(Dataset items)
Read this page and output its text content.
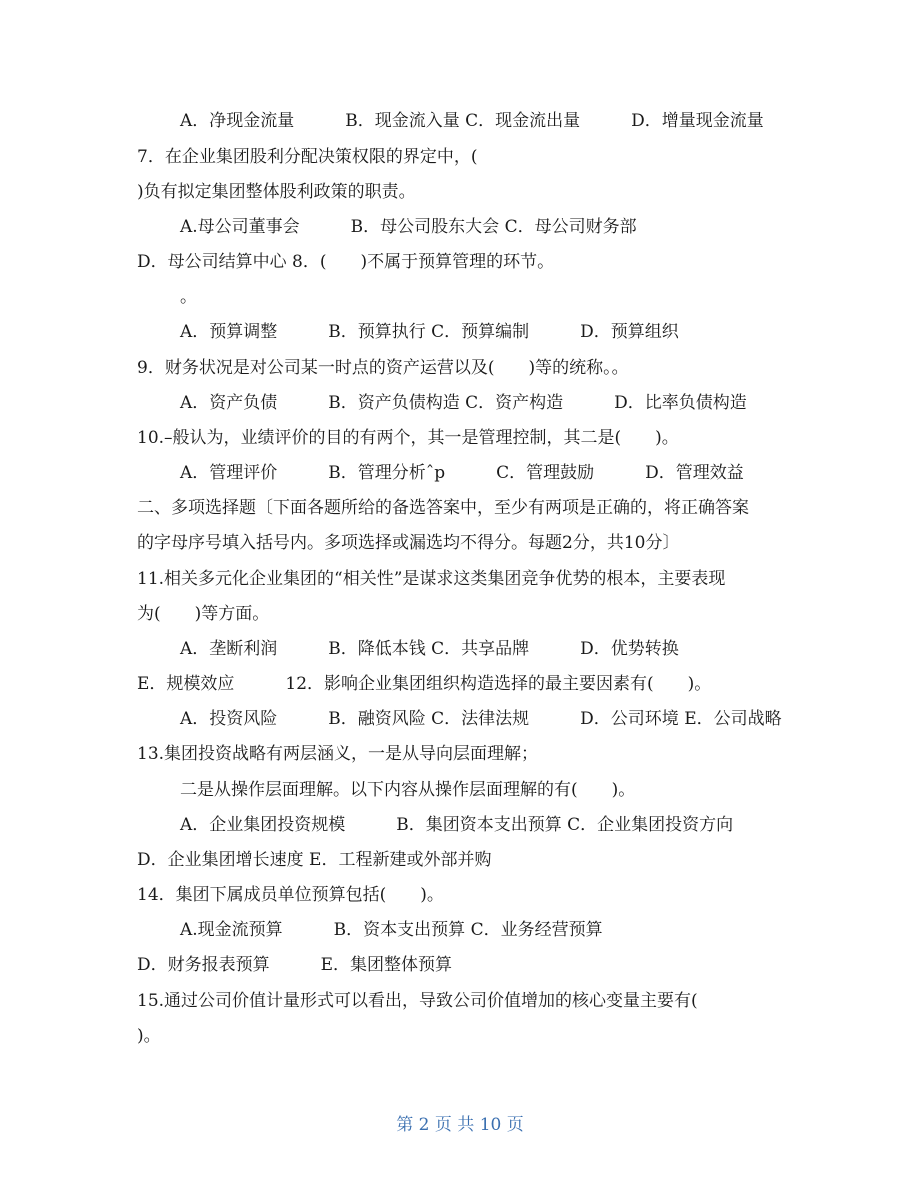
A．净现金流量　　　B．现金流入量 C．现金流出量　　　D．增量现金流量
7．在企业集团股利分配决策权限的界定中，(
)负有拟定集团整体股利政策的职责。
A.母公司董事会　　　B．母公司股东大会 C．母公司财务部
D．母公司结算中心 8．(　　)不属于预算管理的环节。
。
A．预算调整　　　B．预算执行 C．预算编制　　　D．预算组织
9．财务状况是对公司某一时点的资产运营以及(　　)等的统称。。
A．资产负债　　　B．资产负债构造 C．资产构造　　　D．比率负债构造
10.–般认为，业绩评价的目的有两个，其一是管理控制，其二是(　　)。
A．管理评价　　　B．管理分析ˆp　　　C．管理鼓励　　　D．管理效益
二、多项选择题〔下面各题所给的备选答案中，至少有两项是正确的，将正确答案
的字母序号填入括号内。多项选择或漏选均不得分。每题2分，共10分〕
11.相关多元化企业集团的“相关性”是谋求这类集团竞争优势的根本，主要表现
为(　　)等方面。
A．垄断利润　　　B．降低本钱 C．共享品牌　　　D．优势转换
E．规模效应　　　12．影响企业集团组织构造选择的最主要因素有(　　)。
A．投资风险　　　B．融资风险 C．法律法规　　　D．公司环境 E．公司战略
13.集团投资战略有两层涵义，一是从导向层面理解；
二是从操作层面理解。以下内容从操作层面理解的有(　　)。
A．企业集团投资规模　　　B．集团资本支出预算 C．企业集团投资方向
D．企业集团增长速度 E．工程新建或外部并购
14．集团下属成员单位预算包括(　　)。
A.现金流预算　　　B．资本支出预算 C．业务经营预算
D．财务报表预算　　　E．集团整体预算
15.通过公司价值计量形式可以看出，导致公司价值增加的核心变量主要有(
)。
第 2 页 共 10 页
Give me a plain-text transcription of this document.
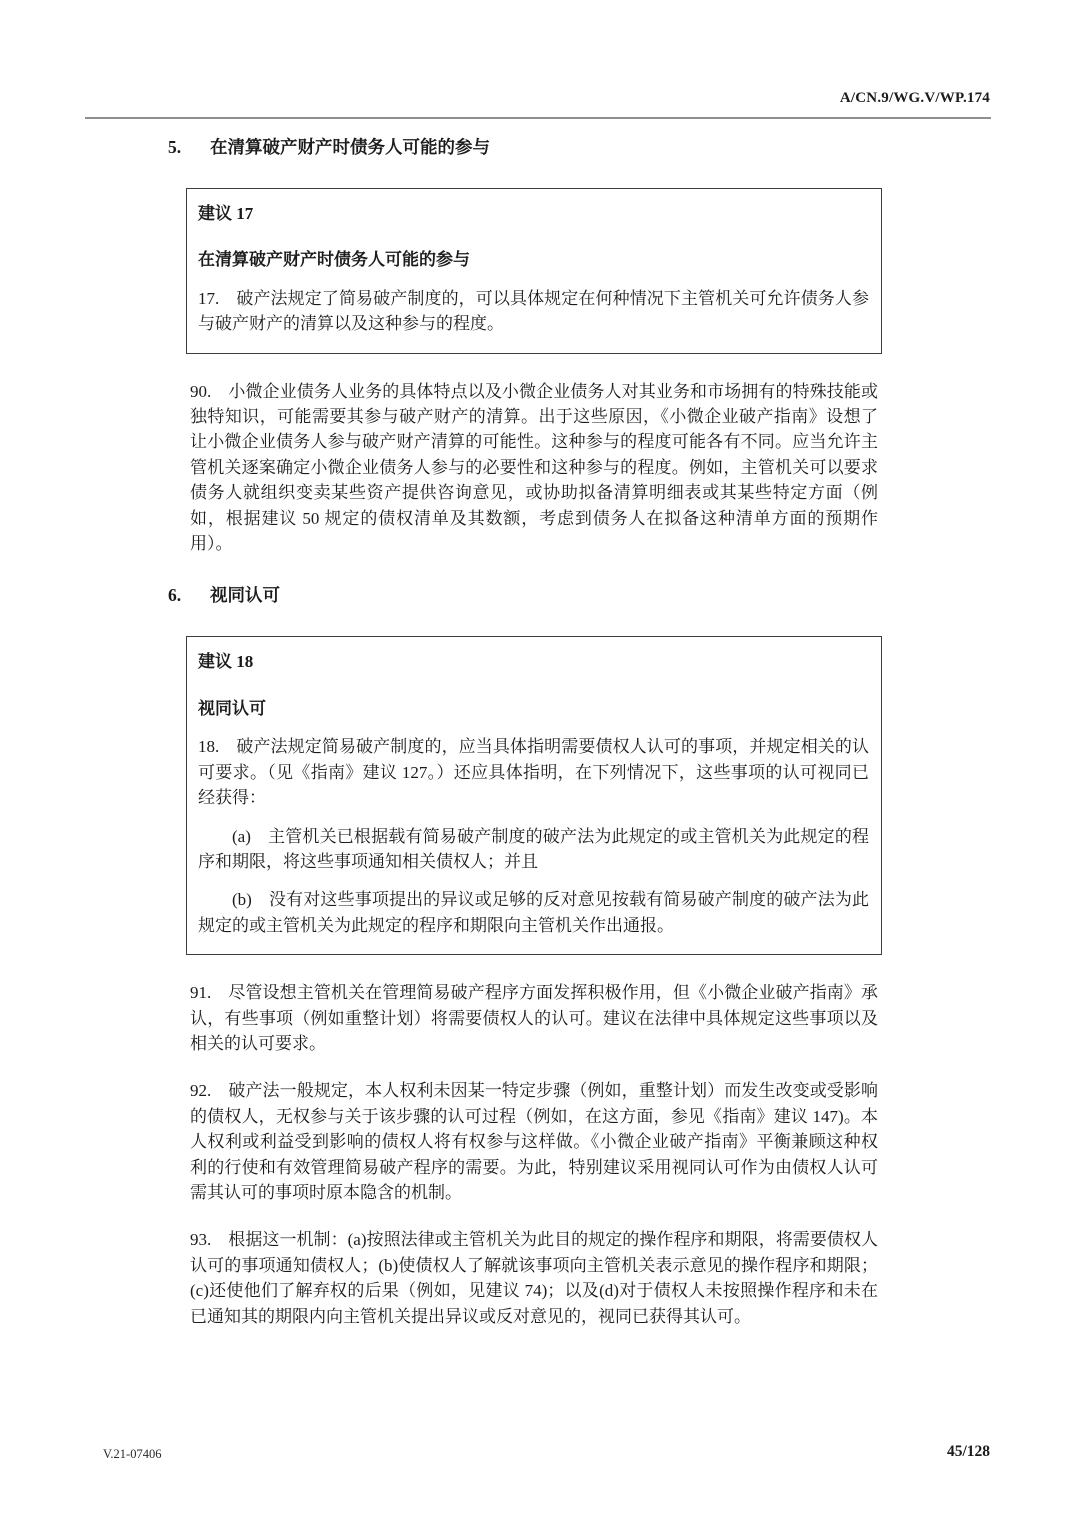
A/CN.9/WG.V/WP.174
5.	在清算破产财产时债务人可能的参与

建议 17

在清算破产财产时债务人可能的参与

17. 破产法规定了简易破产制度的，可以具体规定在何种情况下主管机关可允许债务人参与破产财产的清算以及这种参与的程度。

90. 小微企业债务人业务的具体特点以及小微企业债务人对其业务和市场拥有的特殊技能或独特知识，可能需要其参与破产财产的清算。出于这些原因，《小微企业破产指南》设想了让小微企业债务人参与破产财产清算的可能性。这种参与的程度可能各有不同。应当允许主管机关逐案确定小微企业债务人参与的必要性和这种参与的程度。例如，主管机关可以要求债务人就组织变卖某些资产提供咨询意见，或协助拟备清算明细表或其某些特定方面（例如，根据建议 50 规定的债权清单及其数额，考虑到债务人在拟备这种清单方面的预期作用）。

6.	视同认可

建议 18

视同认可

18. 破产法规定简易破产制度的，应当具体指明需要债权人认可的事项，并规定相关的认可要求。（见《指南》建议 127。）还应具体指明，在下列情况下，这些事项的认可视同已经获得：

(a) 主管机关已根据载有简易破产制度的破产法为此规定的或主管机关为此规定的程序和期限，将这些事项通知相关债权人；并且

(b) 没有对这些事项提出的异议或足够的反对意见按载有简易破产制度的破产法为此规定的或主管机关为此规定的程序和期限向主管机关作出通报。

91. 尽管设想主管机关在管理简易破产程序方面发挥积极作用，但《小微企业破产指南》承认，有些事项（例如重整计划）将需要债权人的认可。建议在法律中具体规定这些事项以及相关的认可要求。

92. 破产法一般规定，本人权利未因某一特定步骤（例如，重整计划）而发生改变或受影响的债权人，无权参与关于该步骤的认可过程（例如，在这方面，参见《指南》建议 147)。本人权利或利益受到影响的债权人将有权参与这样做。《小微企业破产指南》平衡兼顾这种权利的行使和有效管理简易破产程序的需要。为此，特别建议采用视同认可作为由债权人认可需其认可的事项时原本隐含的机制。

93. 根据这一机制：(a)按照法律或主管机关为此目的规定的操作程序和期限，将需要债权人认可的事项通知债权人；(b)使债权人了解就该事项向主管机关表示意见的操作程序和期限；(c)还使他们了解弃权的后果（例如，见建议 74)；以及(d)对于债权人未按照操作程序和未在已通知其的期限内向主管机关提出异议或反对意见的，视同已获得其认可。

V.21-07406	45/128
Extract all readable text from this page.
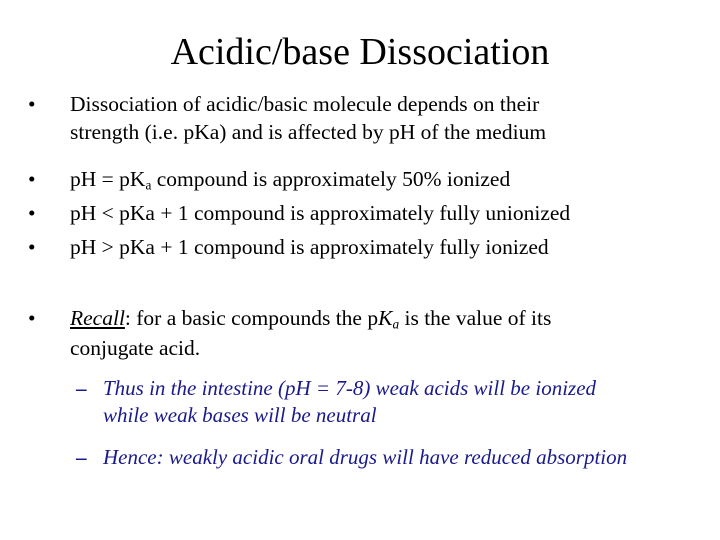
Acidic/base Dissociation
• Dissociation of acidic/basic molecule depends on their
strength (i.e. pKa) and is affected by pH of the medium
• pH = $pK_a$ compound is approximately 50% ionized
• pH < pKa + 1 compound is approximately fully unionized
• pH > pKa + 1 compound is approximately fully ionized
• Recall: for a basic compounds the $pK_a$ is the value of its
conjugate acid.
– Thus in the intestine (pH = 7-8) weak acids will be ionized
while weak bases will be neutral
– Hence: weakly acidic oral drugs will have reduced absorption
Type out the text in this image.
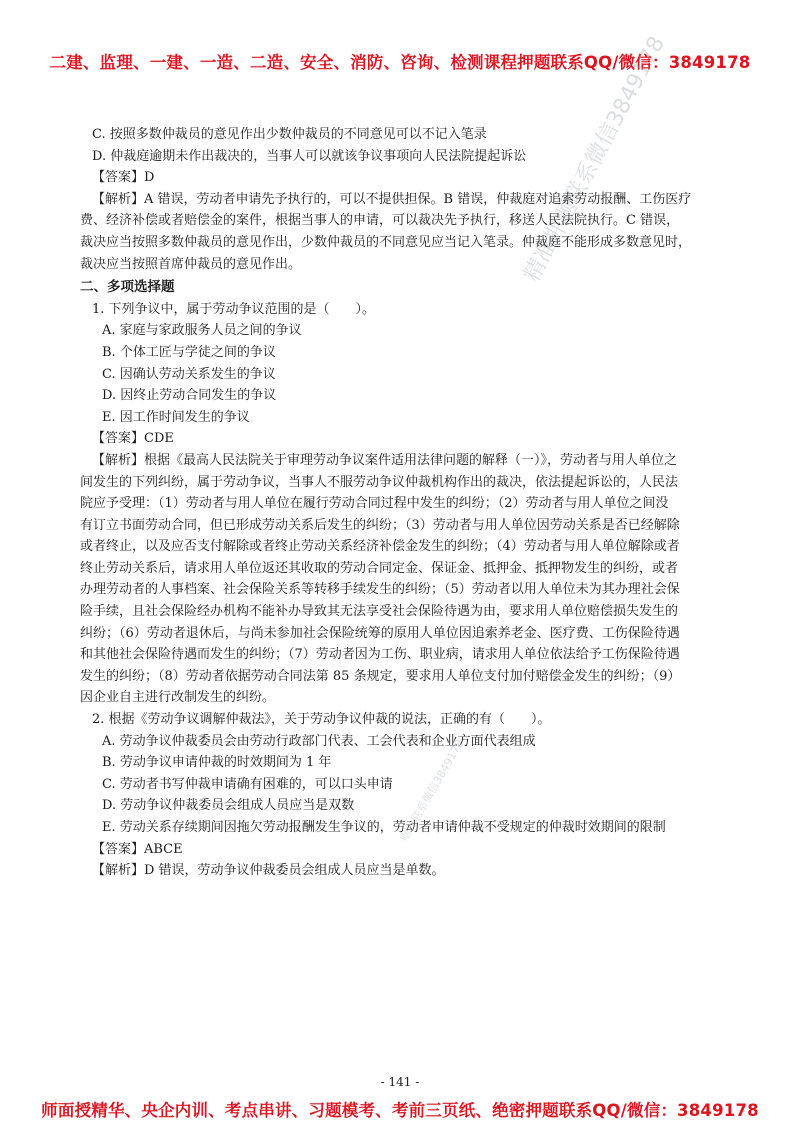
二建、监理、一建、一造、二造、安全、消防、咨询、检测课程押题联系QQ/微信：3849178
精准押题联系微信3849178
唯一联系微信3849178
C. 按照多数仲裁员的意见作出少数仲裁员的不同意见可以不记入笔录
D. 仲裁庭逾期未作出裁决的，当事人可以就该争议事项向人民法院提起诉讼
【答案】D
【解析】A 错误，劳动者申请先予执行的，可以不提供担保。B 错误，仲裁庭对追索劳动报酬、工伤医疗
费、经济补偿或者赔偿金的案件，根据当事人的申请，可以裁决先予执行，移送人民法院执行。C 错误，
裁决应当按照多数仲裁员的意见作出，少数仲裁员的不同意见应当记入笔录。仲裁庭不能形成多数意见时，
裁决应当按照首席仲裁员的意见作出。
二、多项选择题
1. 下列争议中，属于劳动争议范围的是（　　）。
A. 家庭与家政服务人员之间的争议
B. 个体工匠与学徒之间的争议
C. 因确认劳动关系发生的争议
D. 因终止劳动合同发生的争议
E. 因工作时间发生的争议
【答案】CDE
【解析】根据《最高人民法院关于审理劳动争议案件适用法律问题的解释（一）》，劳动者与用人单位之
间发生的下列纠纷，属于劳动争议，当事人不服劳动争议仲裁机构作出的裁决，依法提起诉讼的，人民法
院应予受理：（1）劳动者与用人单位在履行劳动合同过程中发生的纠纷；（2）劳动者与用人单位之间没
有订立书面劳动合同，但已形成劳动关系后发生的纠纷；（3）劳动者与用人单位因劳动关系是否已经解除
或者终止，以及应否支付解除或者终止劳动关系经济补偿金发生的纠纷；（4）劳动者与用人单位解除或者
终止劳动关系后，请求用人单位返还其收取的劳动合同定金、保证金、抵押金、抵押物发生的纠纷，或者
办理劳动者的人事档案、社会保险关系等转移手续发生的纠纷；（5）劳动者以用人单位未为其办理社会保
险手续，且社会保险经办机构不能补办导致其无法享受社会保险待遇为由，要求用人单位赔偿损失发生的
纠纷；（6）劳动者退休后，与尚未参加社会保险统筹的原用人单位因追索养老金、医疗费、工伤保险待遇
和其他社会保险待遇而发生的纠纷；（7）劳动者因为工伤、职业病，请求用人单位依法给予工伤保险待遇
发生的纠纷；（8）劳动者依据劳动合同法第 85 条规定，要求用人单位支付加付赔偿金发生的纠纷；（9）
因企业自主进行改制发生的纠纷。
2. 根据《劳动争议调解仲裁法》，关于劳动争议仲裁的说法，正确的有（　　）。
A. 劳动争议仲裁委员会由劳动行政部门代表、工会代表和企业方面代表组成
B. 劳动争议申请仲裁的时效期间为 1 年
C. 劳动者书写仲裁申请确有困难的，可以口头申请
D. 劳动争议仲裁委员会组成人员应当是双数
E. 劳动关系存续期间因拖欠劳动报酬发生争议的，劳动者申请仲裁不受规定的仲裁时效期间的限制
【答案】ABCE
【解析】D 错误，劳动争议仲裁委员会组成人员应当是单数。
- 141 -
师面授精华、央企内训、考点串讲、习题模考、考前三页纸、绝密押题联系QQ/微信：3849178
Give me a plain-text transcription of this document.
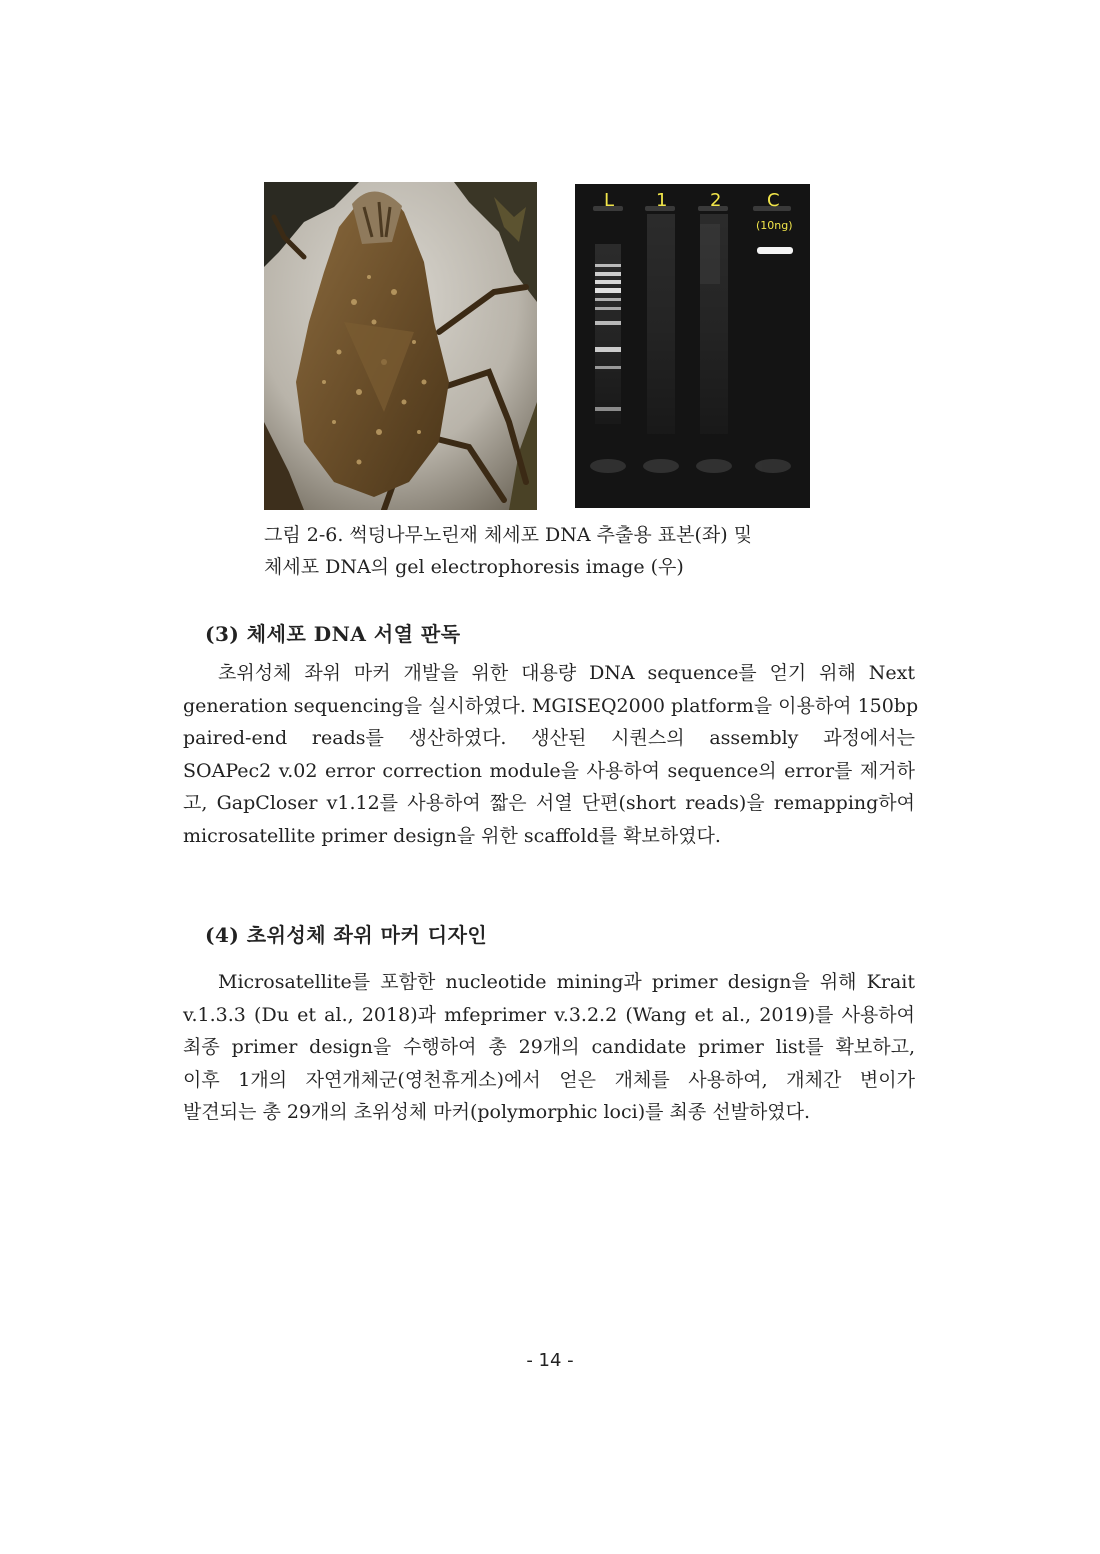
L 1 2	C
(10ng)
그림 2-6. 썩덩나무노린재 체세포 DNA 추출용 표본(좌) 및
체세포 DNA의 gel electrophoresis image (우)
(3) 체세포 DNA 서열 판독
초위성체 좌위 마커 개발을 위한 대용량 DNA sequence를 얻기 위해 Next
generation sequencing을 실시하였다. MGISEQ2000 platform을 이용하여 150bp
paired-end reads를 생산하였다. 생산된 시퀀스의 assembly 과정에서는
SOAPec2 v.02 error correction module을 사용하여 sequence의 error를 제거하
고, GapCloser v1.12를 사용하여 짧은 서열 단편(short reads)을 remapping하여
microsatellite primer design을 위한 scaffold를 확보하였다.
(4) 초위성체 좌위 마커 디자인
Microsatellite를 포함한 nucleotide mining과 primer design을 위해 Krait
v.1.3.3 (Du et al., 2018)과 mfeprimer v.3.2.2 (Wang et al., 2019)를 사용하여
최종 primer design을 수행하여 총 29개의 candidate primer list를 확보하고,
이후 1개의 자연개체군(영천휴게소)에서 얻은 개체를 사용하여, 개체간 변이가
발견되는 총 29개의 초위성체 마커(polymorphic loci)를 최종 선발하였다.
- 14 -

Directions for this task: Check each line of the data above for the word "Dissociation" and say how many lines have it. Give the number alone.

Written response: 2